**RECORDS**
◆ ◆ ◆
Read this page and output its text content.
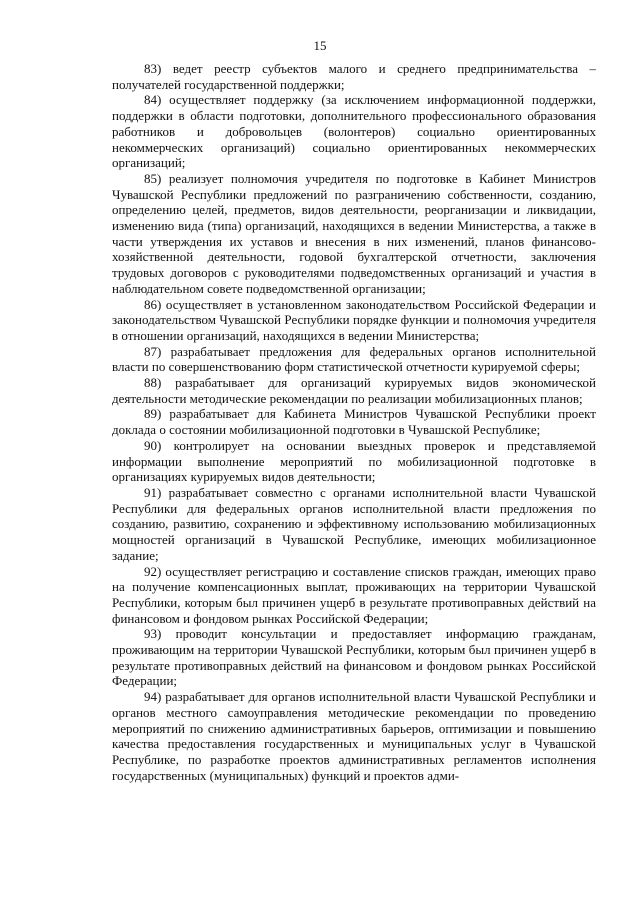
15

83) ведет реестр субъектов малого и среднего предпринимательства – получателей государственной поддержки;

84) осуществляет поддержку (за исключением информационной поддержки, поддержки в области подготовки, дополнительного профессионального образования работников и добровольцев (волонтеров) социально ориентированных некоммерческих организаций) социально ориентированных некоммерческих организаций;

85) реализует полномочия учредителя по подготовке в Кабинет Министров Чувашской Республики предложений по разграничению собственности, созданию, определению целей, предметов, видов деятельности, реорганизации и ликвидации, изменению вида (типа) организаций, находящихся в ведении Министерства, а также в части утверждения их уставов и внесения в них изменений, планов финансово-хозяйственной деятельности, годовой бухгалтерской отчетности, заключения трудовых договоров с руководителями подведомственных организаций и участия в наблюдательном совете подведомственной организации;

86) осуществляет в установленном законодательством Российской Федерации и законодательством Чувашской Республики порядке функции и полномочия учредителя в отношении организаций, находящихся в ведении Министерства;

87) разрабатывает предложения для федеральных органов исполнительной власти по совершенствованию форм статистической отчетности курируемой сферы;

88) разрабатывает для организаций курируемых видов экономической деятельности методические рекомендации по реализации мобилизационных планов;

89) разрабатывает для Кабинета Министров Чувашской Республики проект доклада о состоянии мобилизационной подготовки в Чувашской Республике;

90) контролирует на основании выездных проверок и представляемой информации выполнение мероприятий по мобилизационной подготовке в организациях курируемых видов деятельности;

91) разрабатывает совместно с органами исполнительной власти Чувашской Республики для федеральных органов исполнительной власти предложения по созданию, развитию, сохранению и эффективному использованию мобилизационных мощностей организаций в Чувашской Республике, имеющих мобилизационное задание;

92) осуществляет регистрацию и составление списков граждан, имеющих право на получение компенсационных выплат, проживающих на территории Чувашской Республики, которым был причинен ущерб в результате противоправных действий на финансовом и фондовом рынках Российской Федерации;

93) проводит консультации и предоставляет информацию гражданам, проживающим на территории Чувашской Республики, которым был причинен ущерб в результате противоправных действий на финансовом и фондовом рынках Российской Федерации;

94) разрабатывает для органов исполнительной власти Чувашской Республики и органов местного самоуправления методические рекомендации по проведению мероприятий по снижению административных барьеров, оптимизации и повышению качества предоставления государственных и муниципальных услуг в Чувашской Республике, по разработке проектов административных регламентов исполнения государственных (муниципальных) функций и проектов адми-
◆ ◆ ◆
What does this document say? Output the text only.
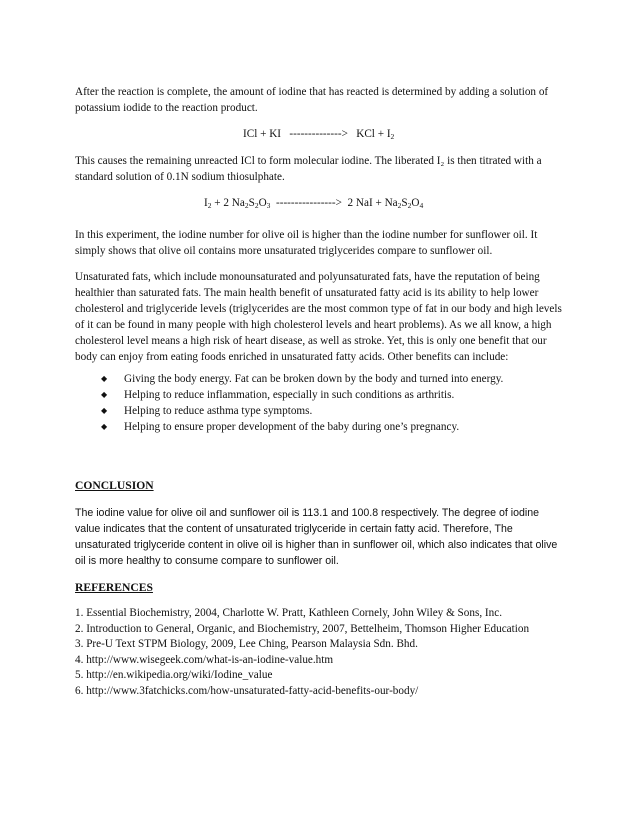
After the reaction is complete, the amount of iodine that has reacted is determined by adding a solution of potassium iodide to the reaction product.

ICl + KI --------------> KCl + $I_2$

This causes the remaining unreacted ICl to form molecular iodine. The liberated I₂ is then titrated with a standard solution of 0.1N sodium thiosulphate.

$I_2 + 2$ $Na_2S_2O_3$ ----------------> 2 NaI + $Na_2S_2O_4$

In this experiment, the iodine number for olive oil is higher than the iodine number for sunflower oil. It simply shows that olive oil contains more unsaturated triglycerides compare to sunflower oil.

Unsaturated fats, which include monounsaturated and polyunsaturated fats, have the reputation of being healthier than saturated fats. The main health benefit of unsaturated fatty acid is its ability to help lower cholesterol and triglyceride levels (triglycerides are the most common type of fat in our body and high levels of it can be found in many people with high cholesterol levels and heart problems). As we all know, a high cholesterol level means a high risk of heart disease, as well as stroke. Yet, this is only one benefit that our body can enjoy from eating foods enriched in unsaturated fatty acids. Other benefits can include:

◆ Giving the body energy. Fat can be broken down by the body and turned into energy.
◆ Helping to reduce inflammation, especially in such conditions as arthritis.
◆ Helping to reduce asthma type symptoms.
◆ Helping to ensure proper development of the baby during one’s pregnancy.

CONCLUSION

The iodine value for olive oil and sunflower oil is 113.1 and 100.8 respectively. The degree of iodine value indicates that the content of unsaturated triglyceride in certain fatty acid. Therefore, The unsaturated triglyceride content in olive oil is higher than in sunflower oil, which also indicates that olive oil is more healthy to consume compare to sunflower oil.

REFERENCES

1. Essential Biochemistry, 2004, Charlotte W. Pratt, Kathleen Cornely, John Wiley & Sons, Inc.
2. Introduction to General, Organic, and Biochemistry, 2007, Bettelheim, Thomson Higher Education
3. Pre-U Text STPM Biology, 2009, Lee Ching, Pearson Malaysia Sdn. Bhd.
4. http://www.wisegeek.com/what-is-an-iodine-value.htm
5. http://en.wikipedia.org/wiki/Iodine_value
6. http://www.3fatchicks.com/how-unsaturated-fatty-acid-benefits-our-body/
◆ ◆ ◆
**EXERCISE REQUIREMENTS**
Look through the listing above. Pick out each line with "Helping" and copy it.

**SOLUTION TO THE EXERCISE**
◆ Helping to reduce inflammation, especially in such conditions as arthritis.
◆ Helping to reduce asthma type symptoms.
◆ Helping to ensure proper development of the baby during one’s pregnancy.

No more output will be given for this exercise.